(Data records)
--

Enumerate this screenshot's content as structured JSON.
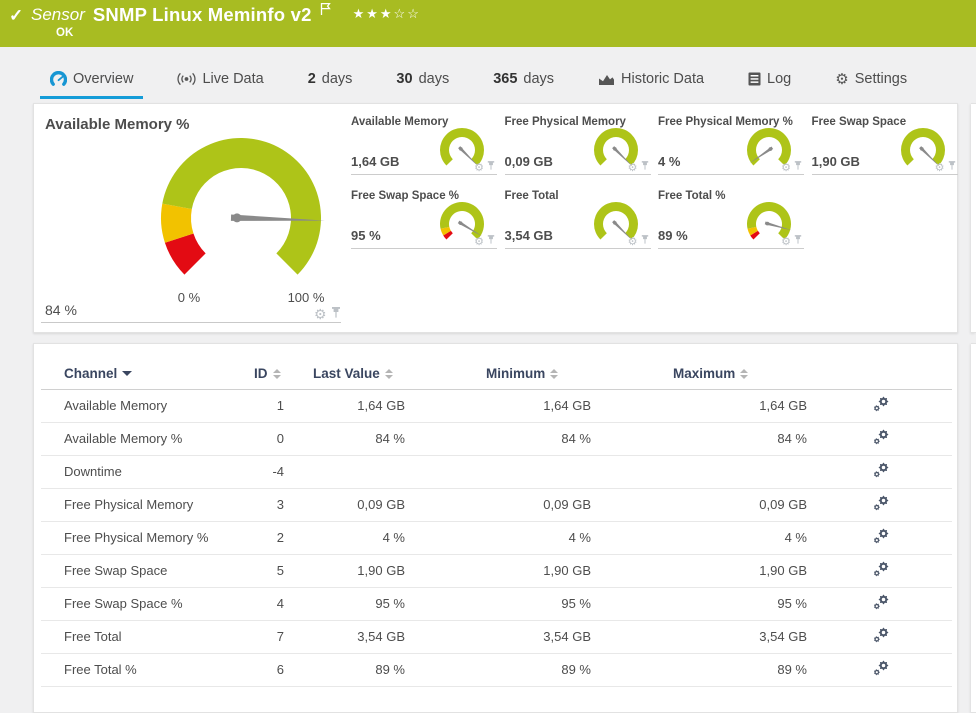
{
  "colors": {
    "header_green": "#a8bc22",
    "tab_accent_blue": "#149cd8",
    "gauge_green": "#aec418",
    "gauge_yellow": "#f2c200",
    "gauge_red": "#e30b13",
    "needle_gray": "#8a8a8a",
    "table_icon": "#4a5568",
    "tile_icon": "#bcc1c6"
  },
  "header": {
    "check_icon": "✓",
    "kind": "Sensor",
    "title": "SNMP Linux Meminfo v2",
    "status": "OK",
    "stars": "★★★☆☆",
    "rating_filled": 3,
    "rating_total": 5
  },
  "tabs": [
    {
      "label": "Overview",
      "active": true
    },
    {
      "label": "Live Data",
      "active": false
    },
    {
      "num": "2",
      "label": "days",
      "active": false
    },
    {
      "num": "30",
      "label": "days",
      "active": false
    },
    {
      "num": "365",
      "label": "days",
      "active": false
    },
    {
      "label": "Historic Data",
      "active": false
    },
    {
      "label": "Log",
      "active": false
    },
    {
      "label": "Settings",
      "active": false
    }
  ],
  "chart_data": {
    "type": "gauge-set",
    "note": "270-degree radial gauges, needle percent of full sweep",
    "main": {
      "title": "Available Memory %",
      "value_label": "84 %",
      "min_label": "0 %",
      "max_label": "100 %",
      "percent": 0.84,
      "segments": [
        {
          "from": 0,
          "to": 0.1,
          "color": "red"
        },
        {
          "from": 0.1,
          "to": 0.205,
          "color": "yellow"
        },
        {
          "from": 0.205,
          "to": 1,
          "color": "green"
        }
      ]
    },
    "small": [
      {
        "title": "Available Memory",
        "value_label": "1,64 GB",
        "percent": 1.0,
        "segments": [
          {
            "from": 0,
            "to": 1,
            "color": "green"
          }
        ]
      },
      {
        "title": "Free Physical Memory",
        "value_label": "0,09 GB",
        "percent": 1.0,
        "segments": [
          {
            "from": 0,
            "to": 1,
            "color": "green"
          }
        ]
      },
      {
        "title": "Free Physical Memory %",
        "value_label": "4 %",
        "percent": 0.04,
        "segments": [
          {
            "from": 0,
            "to": 1,
            "color": "green"
          }
        ]
      },
      {
        "title": "Free Swap Space",
        "value_label": "1,90 GB",
        "percent": 1.0,
        "segments": [
          {
            "from": 0,
            "to": 1,
            "color": "green"
          }
        ]
      },
      {
        "title": "Free Swap Space %",
        "value_label": "95 %",
        "percent": 0.95,
        "segments": [
          {
            "from": 0,
            "to": 0.05,
            "color": "red"
          },
          {
            "from": 0.05,
            "to": 0.12,
            "color": "yellow"
          },
          {
            "from": 0.12,
            "to": 1,
            "color": "green"
          }
        ]
      },
      {
        "title": "Free Total",
        "value_label": "3,54 GB",
        "percent": 1.0,
        "segments": [
          {
            "from": 0,
            "to": 1,
            "color": "green"
          }
        ]
      },
      {
        "title": "Free Total %",
        "value_label": "89 %",
        "percent": 0.89,
        "segments": [
          {
            "from": 0,
            "to": 0.05,
            "color": "red"
          },
          {
            "from": 0.05,
            "to": 0.12,
            "color": "yellow"
          },
          {
            "from": 0.12,
            "to": 1,
            "color": "green"
          }
        ]
      }
    ]
  },
  "table": {
    "columns": [
      {
        "label": "Channel",
        "sorted": "desc"
      },
      {
        "label": "ID",
        "sorted": "none"
      },
      {
        "label": "Last Value",
        "sorted": "none"
      },
      {
        "label": "Minimum",
        "sorted": "none"
      },
      {
        "label": "Maximum",
        "sorted": "none"
      }
    ],
    "rows": [
      {
        "channel": "Available Memory",
        "id": "1",
        "last": "1,64 GB",
        "min": "1,64 GB",
        "max": "1,64 GB"
      },
      {
        "channel": "Available Memory %",
        "id": "0",
        "last": "84 %",
        "min": "84 %",
        "max": "84 %"
      },
      {
        "channel": "Downtime",
        "id": "-4",
        "last": "",
        "min": "",
        "max": ""
      },
      {
        "channel": "Free Physical Memory",
        "id": "3",
        "last": "0,09 GB",
        "min": "0,09 GB",
        "max": "0,09 GB"
      },
      {
        "channel": "Free Physical Memory %",
        "id": "2",
        "last": "4 %",
        "min": "4 %",
        "max": "4 %"
      },
      {
        "channel": "Free Swap Space",
        "id": "5",
        "last": "1,90 GB",
        "min": "1,90 GB",
        "max": "1,90 GB"
      },
      {
        "channel": "Free Swap Space %",
        "id": "4",
        "last": "95 %",
        "min": "95 %",
        "max": "95 %"
      },
      {
        "channel": "Free Total",
        "id": "7",
        "last": "3,54 GB",
        "min": "3,54 GB",
        "max": "3,54 GB"
      },
      {
        "channel": "Free Total %",
        "id": "6",
        "last": "89 %",
        "min": "89 %",
        "max": "89 %"
      }
    ]
  }
}
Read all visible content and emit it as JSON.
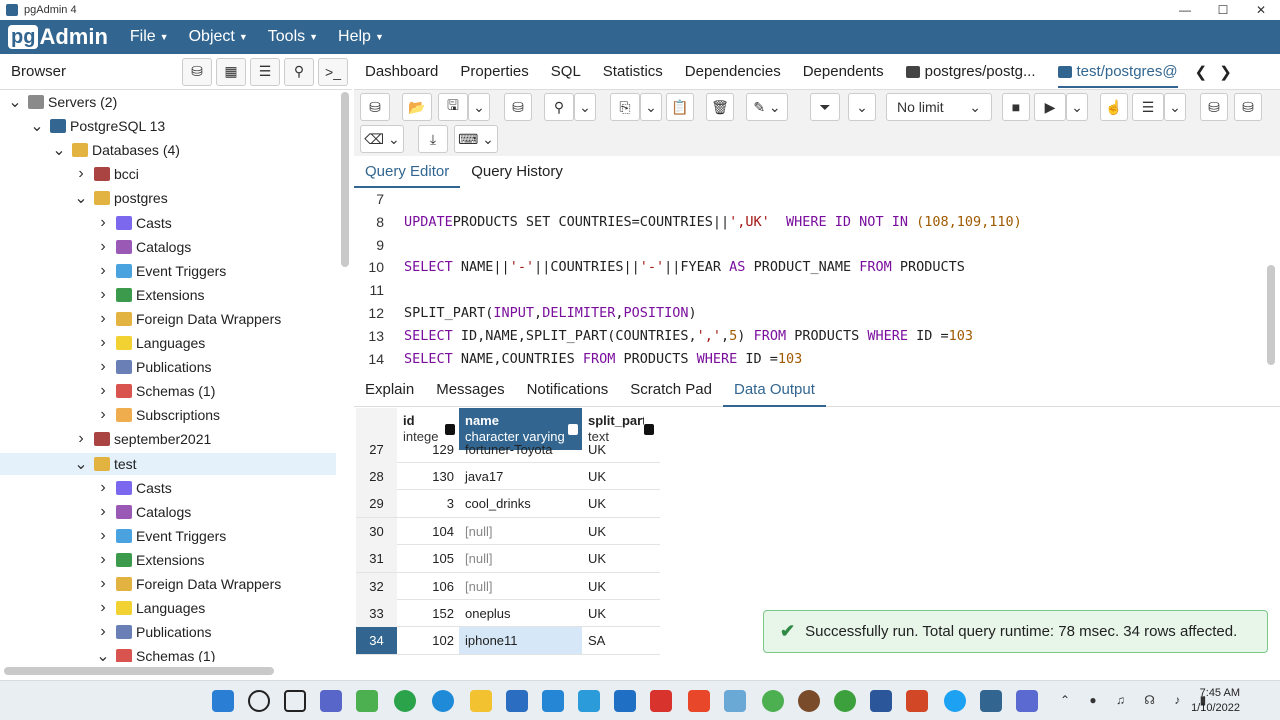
{
  "window": {
    "title": "pgAdmin 4",
    "controls": [
      "—",
      "☐",
      "✕"
    ]
  },
  "menubar": {
    "logo_pg": "pg",
    "logo_admin": "Admin",
    "items": [
      "File",
      "Object",
      "Tools",
      "Help"
    ]
  },
  "browser": {
    "title": "Browser"
  },
  "tree": [
    {
      "label": "Servers (2)",
      "level": 0,
      "toggle": "v",
      "icon_color": "#8a8a8a"
    },
    {
      "label": "PostgreSQL 13",
      "level": 1,
      "toggle": "v",
      "icon_color": "#336791"
    },
    {
      "label": "Databases (4)",
      "level": 2,
      "toggle": "v",
      "icon_color": "#e3b341"
    },
    {
      "label": "bcci",
      "level": 3,
      "toggle": ">",
      "icon_color": "#a94442"
    },
    {
      "label": "postgres",
      "level": 3,
      "toggle": "v",
      "icon_color": "#e3b341"
    },
    {
      "label": "Casts",
      "level": 4,
      "toggle": ">",
      "icon_color": "#7b68ee"
    },
    {
      "label": "Catalogs",
      "level": 4,
      "toggle": ">",
      "icon_color": "#9b59b6"
    },
    {
      "label": "Event Triggers",
      "level": 4,
      "toggle": ">",
      "icon_color": "#4aa3df"
    },
    {
      "label": "Extensions",
      "level": 4,
      "toggle": ">",
      "icon_color": "#3c9a4c"
    },
    {
      "label": "Foreign Data Wrappers",
      "level": 4,
      "toggle": ">",
      "icon_color": "#e3b341"
    },
    {
      "label": "Languages",
      "level": 4,
      "toggle": ">",
      "icon_color": "#f2d233"
    },
    {
      "label": "Publications",
      "level": 4,
      "toggle": ">",
      "icon_color": "#6a7fb5"
    },
    {
      "label": "Schemas (1)",
      "level": 4,
      "toggle": ">",
      "icon_color": "#d9534f"
    },
    {
      "label": "Subscriptions",
      "level": 4,
      "toggle": ">",
      "icon_color": "#f0ad4e"
    },
    {
      "label": "september2021",
      "level": 3,
      "toggle": ">",
      "icon_color": "#a94442"
    },
    {
      "label": "test",
      "level": 3,
      "toggle": "v",
      "icon_color": "#e3b341",
      "selected": true
    },
    {
      "label": "Casts",
      "level": 4,
      "toggle": ">",
      "icon_color": "#7b68ee"
    },
    {
      "label": "Catalogs",
      "level": 4,
      "toggle": ">",
      "icon_color": "#9b59b6"
    },
    {
      "label": "Event Triggers",
      "level": 4,
      "toggle": ">",
      "icon_color": "#4aa3df"
    },
    {
      "label": "Extensions",
      "level": 4,
      "toggle": ">",
      "icon_color": "#3c9a4c"
    },
    {
      "label": "Foreign Data Wrappers",
      "level": 4,
      "toggle": ">",
      "icon_color": "#e3b341"
    },
    {
      "label": "Languages",
      "level": 4,
      "toggle": ">",
      "icon_color": "#f2d233"
    },
    {
      "label": "Publications",
      "level": 4,
      "toggle": ">",
      "icon_color": "#6a7fb5"
    },
    {
      "label": "Schemas (1)",
      "level": 4,
      "toggle": "v",
      "icon_color": "#d9534f"
    }
  ],
  "main_tabs": [
    "Dashboard",
    "Properties",
    "SQL",
    "Statistics",
    "Dependencies",
    "Dependents",
    "postgres/postg...",
    "test/postgres@"
  ],
  "toolbar": {
    "limit_label": "No limit"
  },
  "query_tabs": [
    "Query Editor",
    "Query History"
  ],
  "editor_lines": [
    {
      "n": "7",
      "tokens": []
    },
    {
      "n": "8",
      "tokens": [
        [
          "kw",
          "UPDATE"
        ],
        [
          "",
          "PRODUCTS SET COUNTRIES=COUNTRIES||"
        ],
        [
          "str",
          "',UK'"
        ],
        [
          "",
          "  "
        ],
        [
          "kw",
          "WHERE"
        ],
        [
          "",
          ""
        ],
        [
          "kw",
          " ID NOT IN "
        ],
        [
          "num",
          "(108,109,110)"
        ]
      ]
    },
    {
      "n": "9",
      "tokens": []
    },
    {
      "n": "10",
      "tokens": [
        [
          "kw",
          "SELECT"
        ],
        [
          "",
          " NAME||"
        ],
        [
          "str",
          "'-'"
        ],
        [
          "",
          "||COUNTRIES||"
        ],
        [
          "str",
          "'-'"
        ],
        [
          "",
          "||FYEAR "
        ],
        [
          "kw",
          "AS"
        ],
        [
          "",
          " PRODUCT_NAME "
        ],
        [
          "kw",
          "FROM"
        ],
        [
          "",
          " PRODUCTS"
        ]
      ]
    },
    {
      "n": "11",
      "tokens": []
    },
    {
      "n": "12",
      "tokens": [
        [
          "",
          "SPLIT_PART("
        ],
        [
          "kw",
          "INPUT"
        ],
        [
          "",
          ","
        ],
        [
          "kw",
          "DELIMITER"
        ],
        [
          "",
          ","
        ],
        [
          "kw",
          "POSITION"
        ],
        [
          "",
          ")"
        ]
      ]
    },
    {
      "n": "13",
      "tokens": [
        [
          "kw",
          "SELECT"
        ],
        [
          "",
          " ID,NAME,SPLIT_PART(COUNTRIES,"
        ],
        [
          "str",
          "','"
        ],
        [
          "",
          ","
        ],
        [
          "num",
          "5"
        ],
        [
          "",
          ") "
        ],
        [
          "kw",
          "FROM"
        ],
        [
          "",
          " PRODUCTS "
        ],
        [
          "kw",
          "WHERE"
        ],
        [
          "",
          " ID ="
        ],
        [
          "num",
          "103"
        ]
      ]
    },
    {
      "n": "14",
      "tokens": [
        [
          "kw",
          "SELECT"
        ],
        [
          "",
          " NAME,COUNTRIES "
        ],
        [
          "kw",
          "FROM"
        ],
        [
          "",
          " PRODUCTS "
        ],
        [
          "kw",
          "WHERE"
        ],
        [
          "",
          " ID ="
        ],
        [
          "num",
          "103"
        ]
      ]
    }
  ],
  "result_tabs": [
    "Explain",
    "Messages",
    "Notifications",
    "Scratch Pad",
    "Data Output"
  ],
  "grid": {
    "columns": [
      {
        "name": "id",
        "type": "integer"
      },
      {
        "name": "name",
        "type": "character varying"
      },
      {
        "name": "split_part",
        "type": "text"
      }
    ],
    "rows": [
      {
        "rn": "27",
        "id": "129",
        "name": "fortuner-Toyota",
        "split": "UK"
      },
      {
        "rn": "28",
        "id": "130",
        "name": "java17",
        "split": "UK"
      },
      {
        "rn": "29",
        "id": "3",
        "name": "cool_drinks",
        "split": "UK"
      },
      {
        "rn": "30",
        "id": "104",
        "name": "[null]",
        "split": "UK"
      },
      {
        "rn": "31",
        "id": "105",
        "name": "[null]",
        "split": "UK"
      },
      {
        "rn": "32",
        "id": "106",
        "name": "[null]",
        "split": "UK"
      },
      {
        "rn": "33",
        "id": "152",
        "name": "oneplus",
        "split": "UK"
      },
      {
        "rn": "34",
        "id": "102",
        "name": "iphone11",
        "split": "SA"
      }
    ]
  },
  "toast": {
    "icon": "✔",
    "message": "Successfully run. Total query runtime: 78 msec. 34 rows affected."
  },
  "taskbar": {
    "time": "7:45 AM",
    "date": "1/10/2022"
  }
}
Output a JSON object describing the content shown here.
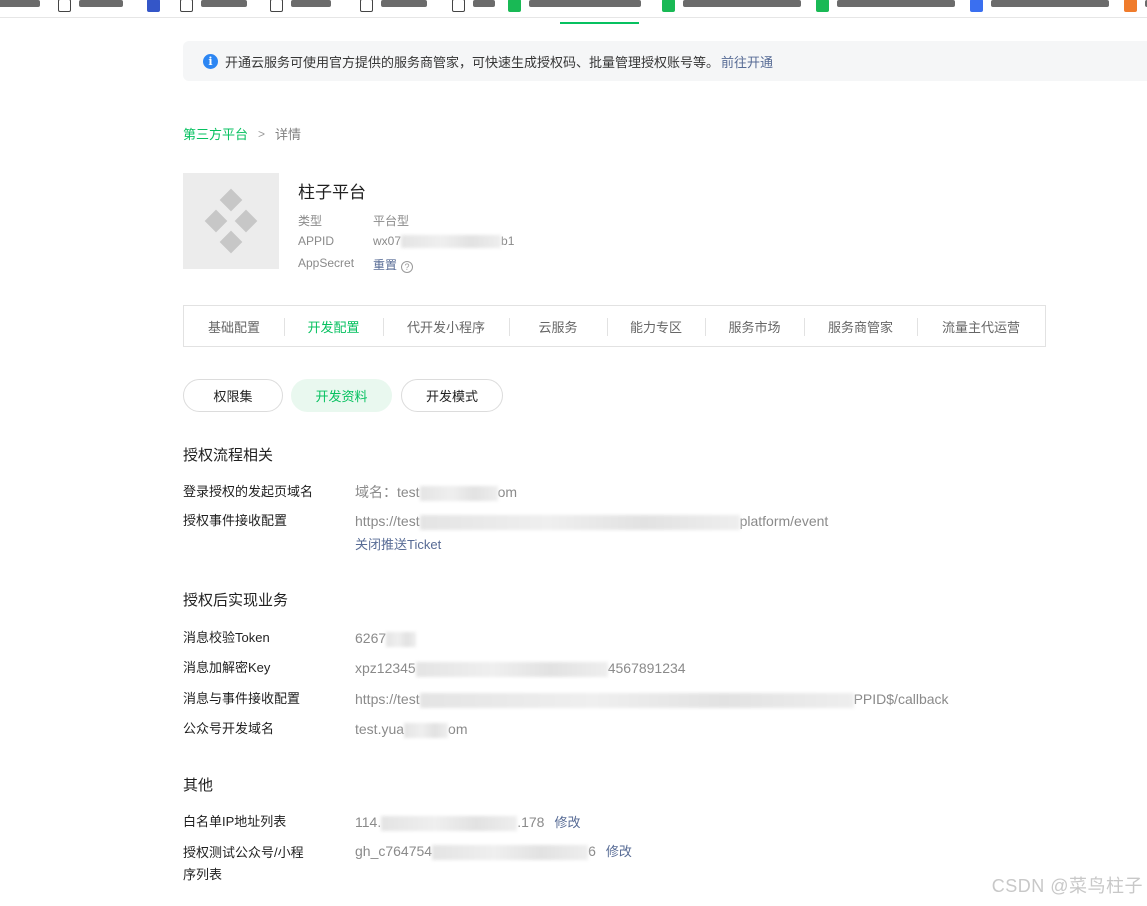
{
  "notice": {
    "text": "开通云服务可使用官方提供的服务商管家，可快速生成授权码、批量管理授权账号等。",
    "link": "前往开通"
  },
  "breadcrumb": {
    "parent": "第三方平台",
    "current": "详情"
  },
  "app": {
    "name": "柱子平台",
    "type_label": "类型",
    "type_value": "平台型",
    "appid_label": "APPID",
    "appid_prefix": "wx07",
    "appid_suffix": "b1",
    "secret_label": "AppSecret",
    "secret_action": "重置"
  },
  "tabs": [
    "基础配置",
    "开发配置",
    "代开发小程序",
    "云服务",
    "能力专区",
    "服务市场",
    "服务商管家",
    "流量主代运营"
  ],
  "active_tab": "开发配置",
  "pills": [
    "权限集",
    "开发资料",
    "开发模式"
  ],
  "active_pill": "开发资料",
  "auth_flow": {
    "title": "授权流程相关",
    "login_domain_label": "登录授权的发起页域名",
    "login_domain_prefix": "域名：test",
    "login_domain_suffix": "om",
    "event_label": "授权事件接收配置",
    "event_prefix": "https://test",
    "event_suffix": "platform/event",
    "close_ticket": "关闭推送Ticket"
  },
  "business": {
    "title": "授权后实现业务",
    "token_label": "消息校验Token",
    "token_prefix": "6267",
    "key_label": "消息加解密Key",
    "key_prefix": "xpz12345",
    "key_suffix": "4567891234",
    "callback_label": "消息与事件接收配置",
    "callback_prefix": "https://test",
    "callback_suffix": "PPID$/callback",
    "domain_label": "公众号开发域名",
    "domain_prefix": "test.yua",
    "domain_suffix": "om"
  },
  "other": {
    "title": "其他",
    "ip_label": "白名单IP地址列表",
    "ip_prefix": "114.",
    "ip_suffix": ".178",
    "ip_action": "修改",
    "test_label_1": "授权测试公众号/小程",
    "test_label_2": "序列表",
    "test_prefix": "gh_c764754",
    "test_suffix": "6",
    "test_action": "修改"
  },
  "watermark": "CSDN @菜鸟柱子",
  "colors": {
    "accent": "#07c160",
    "link": "#576b95",
    "info": "#2c86f3"
  }
}
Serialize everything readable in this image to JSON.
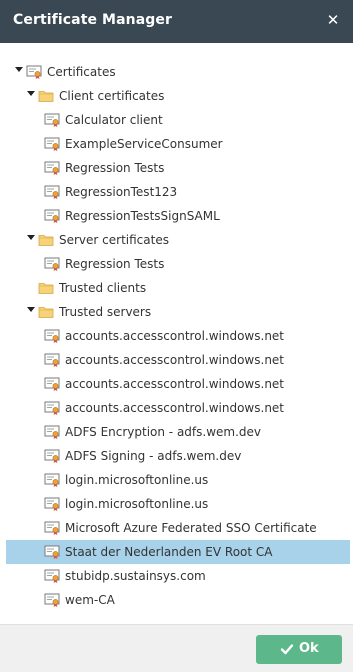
{
  "dialog": {
    "title": "Certificate Manager",
    "close_icon": "close-icon"
  },
  "tree": [
    {
      "level": 0,
      "type": "folder-cert",
      "expanded": true,
      "label": "Certificates"
    },
    {
      "level": 1,
      "type": "folder",
      "expanded": true,
      "label": "Client certificates"
    },
    {
      "level": 2,
      "type": "cert",
      "label": "Calculator client"
    },
    {
      "level": 2,
      "type": "cert",
      "label": "ExampleServiceConsumer"
    },
    {
      "level": 2,
      "type": "cert",
      "label": "Regression Tests"
    },
    {
      "level": 2,
      "type": "cert",
      "label": "RegressionTest123"
    },
    {
      "level": 2,
      "type": "cert",
      "label": "RegressionTestsSignSAML"
    },
    {
      "level": 1,
      "type": "folder",
      "expanded": true,
      "label": "Server certificates"
    },
    {
      "level": 2,
      "type": "cert",
      "label": "Regression Tests"
    },
    {
      "level": 1,
      "type": "folder",
      "expanded": false,
      "label": "Trusted clients"
    },
    {
      "level": 1,
      "type": "folder",
      "expanded": true,
      "label": "Trusted servers"
    },
    {
      "level": 2,
      "type": "cert",
      "label": "accounts.accesscontrol.windows.net"
    },
    {
      "level": 2,
      "type": "cert",
      "label": "accounts.accesscontrol.windows.net"
    },
    {
      "level": 2,
      "type": "cert",
      "label": "accounts.accesscontrol.windows.net"
    },
    {
      "level": 2,
      "type": "cert",
      "label": "accounts.accesscontrol.windows.net"
    },
    {
      "level": 2,
      "type": "cert",
      "label": "ADFS Encryption - adfs.wem.dev"
    },
    {
      "level": 2,
      "type": "cert",
      "label": "ADFS Signing - adfs.wem.dev"
    },
    {
      "level": 2,
      "type": "cert",
      "label": "login.microsoftonline.us"
    },
    {
      "level": 2,
      "type": "cert",
      "label": "login.microsoftonline.us"
    },
    {
      "level": 2,
      "type": "cert",
      "label": "Microsoft Azure Federated SSO Certificate"
    },
    {
      "level": 2,
      "type": "cert",
      "label": "Staat der Nederlanden EV Root CA",
      "selected": true
    },
    {
      "level": 2,
      "type": "cert",
      "label": "stubidp.sustainsys.com"
    },
    {
      "level": 2,
      "type": "cert",
      "label": "wem-CA"
    }
  ],
  "footer": {
    "ok_label": "Ok",
    "ok_icon": "check-icon"
  },
  "colors": {
    "titlebar": "#394852",
    "selected": "#a8d2ea",
    "ok": "#5cb88a",
    "folder": "#f2c46a"
  }
}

--

• [Exercise] Identify each line in the records above containing the word "text"; copy those lines.

• [The output]
        "type": "text"
    "text": "开通云服务可使用官方提供的服务商管家，可快速生成授权码、批量管理授权账号等。",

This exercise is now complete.